**To be done**
Please output the records below in full, exactly as given, but without the images.

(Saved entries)
══════
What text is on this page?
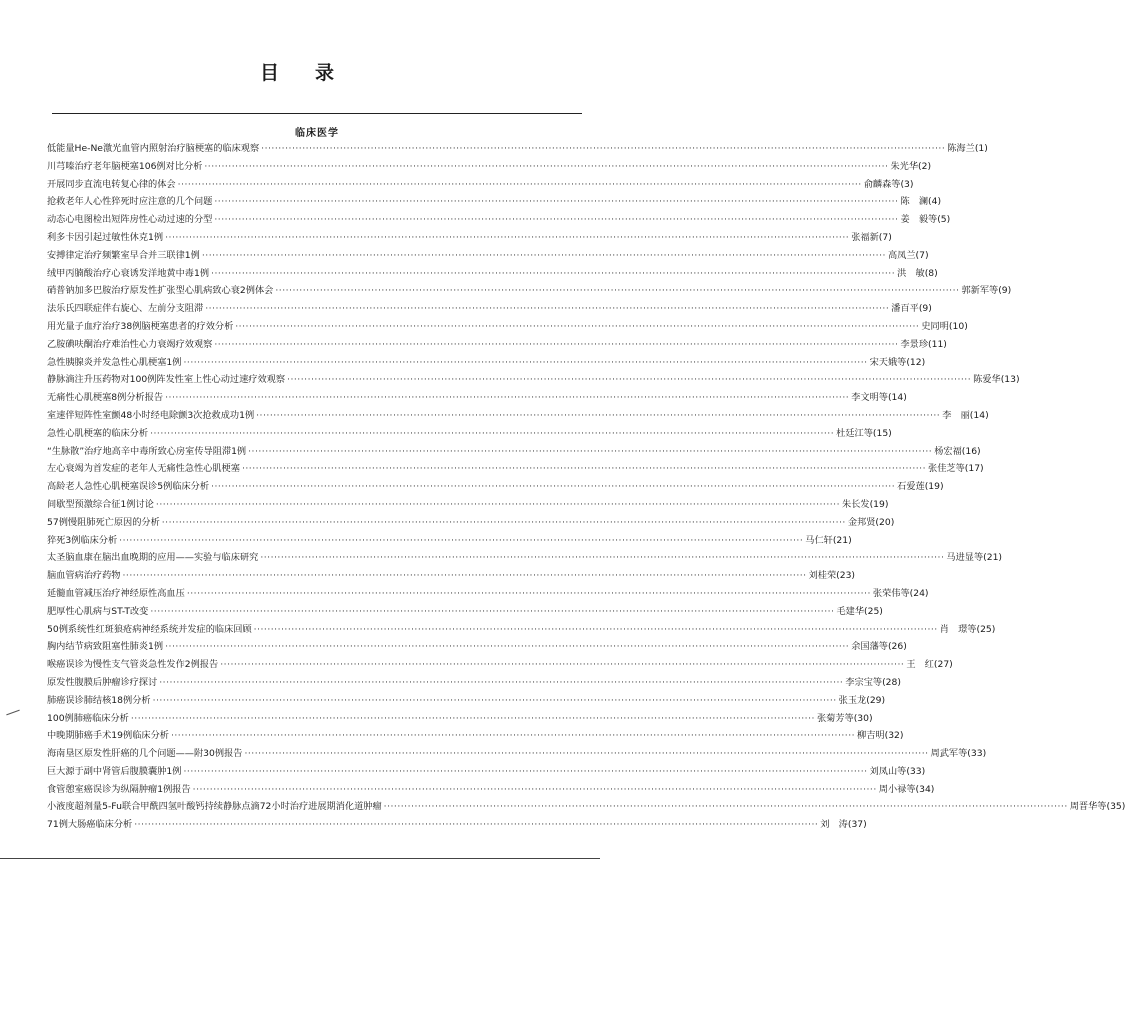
目录
临床医学
低能量He-Ne激光血管内照射治疗脑梗塞的临床观察 ········································································································································································································ 陈海兰 (1)
川芎嗪治疗老年脑梗塞106例对比分析 ········································································································································································································ 朱光华 (2)
开展同步直流电转复心律的体会 ········································································································································································································ 俞麟森等 (3)
抢救老年人心性猝死时应注意的几个问题 ········································································································································································································ 陈　澜 (4)
动态心电图检出短阵房性心动过速的分型 ········································································································································································································ 姜　毅等 (5)
利多卡因引起过敏性休克1例 ········································································································································································································ 张福新 (7)
安搏律定治疗频繁室早合并三联律1例 ········································································································································································································ 高凤兰 (7)
绒甲丙腩酸治疗心衰诱发洋地黄中毒1例 ········································································································································································································ 洪　敏 (8)
硝普钠加多巴胺治疗原发性扩张型心肌病致心衰2例体会 ········································································································································································································ 郭新军等 (9)
法乐氏四联症伴右旋心、左前分支阻滞 ········································································································································································································ 潘百平 (9)
用光量子血疗治疗38例脑梗塞患者的疗效分析 ········································································································································································································ 史同明 (10)
乙胺碘呋酮治疗难治性心力衰竭疗效观察 ········································································································································································································ 李景珍 (11)
急性胰腺炎并发急性心肌梗塞1例 ········································································································································································································ 宋天娥等 (12)
静脉滴注升压药物对100例阵发性室上性心动过速疗效观察 ········································································································································································································ 陈爱华 (13)
无痛性心肌梗塞8例分析报告 ········································································································································································································ 李文明等 (14)
室速伴短阵性室颤48小时经电除颤3次抢救成功1例 ········································································································································································································ 李　丽 (14)
急性心肌梗塞的临床分析 ········································································································································································································ 杜廷江等 (15)
“生脉散”治疗地高辛中毒所致心房室传导阻滞1例 ········································································································································································································ 杨宏福 (16)
左心衰竭为首发症的老年人无痛性急性心肌梗塞 ········································································································································································································ 张佳芝等 (17)
高龄老人急性心肌梗塞误诊5例临床分析 ········································································································································································································ 石爱莲 (19)
间歇型预激综合征1例讨论 ········································································································································································································ 朱长发 (19)
57例慢阻肺死亡原因的分析 ········································································································································································································ 金邦贤 (20)
猝死3例临床分析 ········································································································································································································ 马仁轩 (21)
太圣脑血康在脑出血晚期的应用——实验与临床研究 ········································································································································································································ 马进显等 (21)
脑血管病治疗药物 ········································································································································································································ 刘桂荣 (23)
延髓血管减压治疗神经原性高血压 ········································································································································································································ 张荣伟等 (24)
肥厚性心肌病与ST-T改变 ········································································································································································································ 毛建华 (25)
50例系统性红斑狼疮病神经系统并发症的临床回顾 ········································································································································································································ 肖　璟等 (25)
胸内结节病致阻塞性肺炎1例 ········································································································································································································ 余国藩等 (26)
喉癌误诊为慢性支气管炎急性发作2例报告 ········································································································································································································ 王　红 (27)
原发性腹膜后肿瘤诊疗探讨 ········································································································································································································ 李宗宝等 (28)
肺癌误诊肺结核18例分析 ········································································································································································································ 张玉龙 (29)
100例肺癌临床分析 ········································································································································································································ 张菊芳等 (30)
中晚期肺癌手术19例临床分析 ········································································································································································································ 柳吉明 (32)
海南垦区原发性肝癌的几个问题——附30例报告 ········································································································································································································ 周武军等 (33)
巨大源于副中肾管后腹膜囊肿1例 ········································································································································································································ 刘凤山等 (33)
食管憩室癌误诊为纵隔肿瘤1例报告 ········································································································································································································ 周小禄等 (34)
小液度超剂量5-Fu联合甲酰四氢叶酸钙持续静脉点滴72小时治疗进展期消化道肿瘤 ········································································································································································································ 周晋华等 (35)
71例大肠癌临床分析 ········································································································································································································ 刘　涛 (37)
══════
**The reply**
What text is on this page?
目录
临床医学
低能量He-Ne激光血管内照射治疗脑梗塞的临床观察 ········································································································································································································ 陈海兰 (1)
川芎嗪治疗老年脑梗塞106例对比分析 ········································································································································································································ 朱光华 (2)
开展同步直流电转复心律的体会 ········································································································································································································ 俞麟森等 (3)
抢救老年人心性猝死时应注意的几个问题 ········································································································································································································ 陈　澜 (4)
动态心电图检出短阵房性心动过速的分型 ········································································································································································································ 姜　毅等 (5)
利多卡因引起过敏性休克1例 ········································································································································································································ 张福新 (7)
安搏律定治疗频繁室早合并三联律1例 ········································································································································································································ 高凤兰 (7)
绒甲丙腩酸治疗心衰诱发洋地黄中毒1例 ········································································································································································································ 洪　敏 (8)
硝普钠加多巴胺治疗原发性扩张型心肌病致心衰2例体会 ········································································································································································································ 郭新军等 (9)
法乐氏四联症伴右旋心、左前分支阻滞 ········································································································································································································ 潘百平 (9)
用光量子血疗治疗38例脑梗塞患者的疗效分析 ········································································································································································································ 史同明 (10)
乙胺碘呋酮治疗难治性心力衰竭疗效观察 ········································································································································································································ 李景珍 (11)
急性胰腺炎并发急性心肌梗塞1例 ········································································································································································································ 宋天娥等 (12)
静脉滴注升压药物对100例阵发性室上性心动过速疗效观察 ········································································································································································································ 陈爱华 (13)
无痛性心肌梗塞8例分析报告 ········································································································································································································ 李文明等 (14)
室速伴短阵性室颤48小时经电除颤3次抢救成功1例 ········································································································································································································ 李　丽 (14)
急性心肌梗塞的临床分析 ········································································································································································································ 杜廷江等 (15)
“生脉散”治疗地高辛中毒所致心房室传导阻滞1例 ········································································································································································································ 杨宏福 (16)
左心衰竭为首发症的老年人无痛性急性心肌梗塞 ········································································································································································································ 张佳芝等 (17)
高龄老人急性心肌梗塞误诊5例临床分析 ········································································································································································································ 石爱莲 (19)
间歇型预激综合征1例讨论 ········································································································································································································ 朱长发 (19)
57例慢阻肺死亡原因的分析 ········································································································································································································ 金邦贤 (20)
猝死3例临床分析 ········································································································································································································ 马仁轩 (21)
太圣脑血康在脑出血晚期的应用——实验与临床研究 ········································································································································································································ 马进显等 (21)
脑血管病治疗药物 ········································································································································································································ 刘桂荣 (23)
延髓血管减压治疗神经原性高血压 ········································································································································································································ 张荣伟等 (24)
肥厚性心肌病与ST-T改变 ········································································································································································································ 毛建华 (25)
50例系统性红斑狼疮病神经系统并发症的临床回顾 ········································································································································································································ 肖　璟等 (25)
胸内结节病致阻塞性肺炎1例 ········································································································································································································ 余国藩等 (26)
喉癌误诊为慢性支气管炎急性发作2例报告 ········································································································································································································ 王　红 (27)
原发性腹膜后肿瘤诊疗探讨 ········································································································································································································ 李宗宝等 (28)
肺癌误诊肺结核18例分析 ········································································································································································································ 张玉龙 (29)
100例肺癌临床分析 ········································································································································································································ 张菊芳等 (30)
中晚期肺癌手术19例临床分析 ········································································································································································································ 柳吉明 (32)
海南垦区原发性肝癌的几个问题——附30例报告 ········································································································································································································ 周武军等 (33)
巨大源于副中肾管后腹膜囊肿1例 ········································································································································································································ 刘凤山等 (33)
食管憩室癌误诊为纵隔肿瘤1例报告 ········································································································································································································ 周小禄等 (34)
小液度超剂量5-Fu联合甲酰四氢叶酸钙持续静脉点滴72小时治疗进展期消化道肿瘤 ········································································································································································································ 周晋华等 (35)
71例大肠癌临床分析 ········································································································································································································ 刘　涛 (37)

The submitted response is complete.